## Texte à lire:
Retrouvez chaque semaine une nouvelle synthèse d’article sur les enjeux de la stratégie client.

A bientôt !

Maison Du Client.

Le C*CM en bref…

Le Center for Customer Management (C*CM) rassemble 12 universitaires français d’horizons divers à la pointe du management de la relation client, désireux de favoriser les échanges entre les milieux académique et professionnel, et de contribuer ainsi à la réflexion des responsables, consultants et experts du management des  clients :

  • Thierry Delecolle, ISC
  • Florence Jacob, Université de Nantes – IAE
  • Eric Julienne, Université d’Evry-Val-d’Essonne, Paris-Saclay
  • Sylvie Llosa, Université d’Aix-Marseille – IAE
  • Aïda Mimouni-Chaabane, Université de Cergy-Pontoise
  • Gilles N’Goala, Université de Montpellier
  • Virginie Pez, Université de Paris Panthéon- Assas
  • Isabelle Prim-Allaz, Université de Lyon
  • Valérie Renaudin, Université Paris-Dauphine, PSL
  • Françoise Simon, Université Haute Alsace
  • Eric Stevens, ESSCA
  • Pierre Volle, Université Paris-Dauphine, PSL

Des entreprises partenaires participent également activement aux réflexions du C*CM et le soutiennent financièrement. Elles nous apprennent autant que nous leur apprenons. Leur fidélité nous est précieuse et sans elles le C*CM n’aurait pas de sens.

## Données fournies:
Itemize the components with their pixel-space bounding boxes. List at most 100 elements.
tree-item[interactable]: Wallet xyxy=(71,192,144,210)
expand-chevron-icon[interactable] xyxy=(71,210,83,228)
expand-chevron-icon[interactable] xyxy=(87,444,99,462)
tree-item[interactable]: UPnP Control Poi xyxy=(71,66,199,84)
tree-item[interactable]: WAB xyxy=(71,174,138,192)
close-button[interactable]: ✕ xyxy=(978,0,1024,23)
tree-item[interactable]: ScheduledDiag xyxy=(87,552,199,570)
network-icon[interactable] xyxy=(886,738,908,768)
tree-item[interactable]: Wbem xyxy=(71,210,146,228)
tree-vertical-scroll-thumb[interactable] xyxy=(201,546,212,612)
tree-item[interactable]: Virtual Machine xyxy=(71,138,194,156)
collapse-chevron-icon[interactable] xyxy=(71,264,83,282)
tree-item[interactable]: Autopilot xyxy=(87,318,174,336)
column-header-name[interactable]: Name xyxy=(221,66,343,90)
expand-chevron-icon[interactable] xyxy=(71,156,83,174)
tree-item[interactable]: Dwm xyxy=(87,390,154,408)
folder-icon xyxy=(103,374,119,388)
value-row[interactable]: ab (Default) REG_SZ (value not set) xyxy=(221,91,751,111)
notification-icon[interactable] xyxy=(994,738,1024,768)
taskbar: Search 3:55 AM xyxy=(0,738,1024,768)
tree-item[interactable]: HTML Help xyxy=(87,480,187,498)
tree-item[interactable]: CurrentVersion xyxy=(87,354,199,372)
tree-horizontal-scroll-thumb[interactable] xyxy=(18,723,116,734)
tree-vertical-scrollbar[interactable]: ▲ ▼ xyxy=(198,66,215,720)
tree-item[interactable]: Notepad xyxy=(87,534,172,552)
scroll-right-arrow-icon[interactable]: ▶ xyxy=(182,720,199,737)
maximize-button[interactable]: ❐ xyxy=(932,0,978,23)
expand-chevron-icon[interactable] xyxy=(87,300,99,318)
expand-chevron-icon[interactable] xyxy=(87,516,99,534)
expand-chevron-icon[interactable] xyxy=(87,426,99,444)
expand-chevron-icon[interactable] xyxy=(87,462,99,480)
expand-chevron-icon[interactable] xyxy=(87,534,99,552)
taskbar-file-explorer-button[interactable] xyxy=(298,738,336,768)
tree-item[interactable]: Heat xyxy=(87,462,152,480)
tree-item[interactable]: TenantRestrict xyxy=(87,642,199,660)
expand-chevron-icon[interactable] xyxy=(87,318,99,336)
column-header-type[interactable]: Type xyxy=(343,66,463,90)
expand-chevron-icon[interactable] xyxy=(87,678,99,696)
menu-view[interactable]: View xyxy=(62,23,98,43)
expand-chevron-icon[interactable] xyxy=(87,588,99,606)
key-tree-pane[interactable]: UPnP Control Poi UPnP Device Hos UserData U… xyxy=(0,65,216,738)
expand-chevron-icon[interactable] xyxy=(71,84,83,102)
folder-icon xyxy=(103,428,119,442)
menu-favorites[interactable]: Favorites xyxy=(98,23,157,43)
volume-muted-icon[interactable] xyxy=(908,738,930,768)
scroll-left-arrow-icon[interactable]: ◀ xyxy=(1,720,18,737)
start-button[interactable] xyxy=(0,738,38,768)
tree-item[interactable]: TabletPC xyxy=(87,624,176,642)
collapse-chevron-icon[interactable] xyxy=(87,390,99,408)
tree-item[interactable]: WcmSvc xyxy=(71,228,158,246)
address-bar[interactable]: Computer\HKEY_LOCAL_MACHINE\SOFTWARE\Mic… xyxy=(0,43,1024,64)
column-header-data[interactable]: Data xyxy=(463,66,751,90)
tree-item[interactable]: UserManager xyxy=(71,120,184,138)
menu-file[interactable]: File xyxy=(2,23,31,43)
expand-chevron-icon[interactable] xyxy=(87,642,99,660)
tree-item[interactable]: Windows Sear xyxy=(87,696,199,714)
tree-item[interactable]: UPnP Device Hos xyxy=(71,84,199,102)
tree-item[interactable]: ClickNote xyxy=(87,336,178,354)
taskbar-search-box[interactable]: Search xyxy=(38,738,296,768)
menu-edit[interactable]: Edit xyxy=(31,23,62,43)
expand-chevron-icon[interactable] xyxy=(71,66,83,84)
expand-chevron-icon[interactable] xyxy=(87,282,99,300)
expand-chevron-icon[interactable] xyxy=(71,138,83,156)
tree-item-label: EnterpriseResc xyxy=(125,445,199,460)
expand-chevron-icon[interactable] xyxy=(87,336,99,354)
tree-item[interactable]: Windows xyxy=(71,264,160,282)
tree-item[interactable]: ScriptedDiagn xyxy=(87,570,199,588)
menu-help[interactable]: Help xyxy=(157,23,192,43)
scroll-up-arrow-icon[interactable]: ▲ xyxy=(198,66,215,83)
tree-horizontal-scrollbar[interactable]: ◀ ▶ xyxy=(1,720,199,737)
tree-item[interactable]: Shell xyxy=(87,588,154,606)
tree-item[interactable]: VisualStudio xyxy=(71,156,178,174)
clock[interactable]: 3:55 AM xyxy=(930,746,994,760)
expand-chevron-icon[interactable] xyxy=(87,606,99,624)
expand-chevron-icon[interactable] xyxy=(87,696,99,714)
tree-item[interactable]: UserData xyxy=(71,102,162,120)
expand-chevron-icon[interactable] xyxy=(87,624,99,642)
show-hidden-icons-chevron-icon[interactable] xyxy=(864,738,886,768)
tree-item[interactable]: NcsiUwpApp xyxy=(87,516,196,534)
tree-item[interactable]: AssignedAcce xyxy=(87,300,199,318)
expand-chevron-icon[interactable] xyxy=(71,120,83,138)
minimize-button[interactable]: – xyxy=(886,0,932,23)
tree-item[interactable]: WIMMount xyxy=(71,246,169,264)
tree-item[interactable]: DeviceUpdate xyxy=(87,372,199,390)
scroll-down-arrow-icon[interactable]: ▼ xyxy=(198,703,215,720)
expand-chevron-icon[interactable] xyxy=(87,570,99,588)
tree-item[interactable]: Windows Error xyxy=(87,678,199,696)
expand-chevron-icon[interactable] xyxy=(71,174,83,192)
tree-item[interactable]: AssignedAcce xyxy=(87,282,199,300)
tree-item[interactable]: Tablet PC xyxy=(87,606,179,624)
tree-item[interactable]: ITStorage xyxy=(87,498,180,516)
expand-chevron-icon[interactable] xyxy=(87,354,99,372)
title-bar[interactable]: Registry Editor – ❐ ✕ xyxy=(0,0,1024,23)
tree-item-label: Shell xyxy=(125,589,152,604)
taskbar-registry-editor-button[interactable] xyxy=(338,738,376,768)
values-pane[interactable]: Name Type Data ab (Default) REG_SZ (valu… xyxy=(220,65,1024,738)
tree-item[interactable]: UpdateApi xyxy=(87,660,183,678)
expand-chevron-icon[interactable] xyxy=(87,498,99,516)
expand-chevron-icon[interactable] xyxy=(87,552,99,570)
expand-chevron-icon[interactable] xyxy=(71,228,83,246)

## Consigne 1:
D'après le texte sur le C*CM, combien d'universitaires ce centre rassemble-t-il ?
## Consigne 2:
Indiquez si chacune des affirmations suivantes est conforme au texte sur le C*CM, en citant les mots du texte qui permettent de trancher.
(a) Les entreprises partenaires apportent une aide financière au C*CM.
(b) Le C*CM réunit uniquement des professionnels du secteur privé.
(c) Une nouvelle synthèse d'article est proposée chaque mois.
## Consigne 3:
Recopiez le passage du texte sur le C*CM qui va de « Des entreprises partenaires » jusqu'à « pas de sens. ».

## Corrigé détaillé 1:
Le C*CM rassemble 12 universitaires français.

## Corrigé détaillé 2:
(a) Oui : « le soutiennent financièrement ».
(b) Non : « rassemble 12 universitaires français ».
(c) Non : « Retrouvez chaque semaine une nouvelle synthèse d’article ».

## Corrigé détaillé 3:
Des entreprises partenaires participent également activement aux réflexions du C*CM et le soutiennent financièrement. Elles nous apprennent autant que nous leur apprenons. Leur fidélité nous est précieuse et sans elles le C*CM n’aurait pas de sens.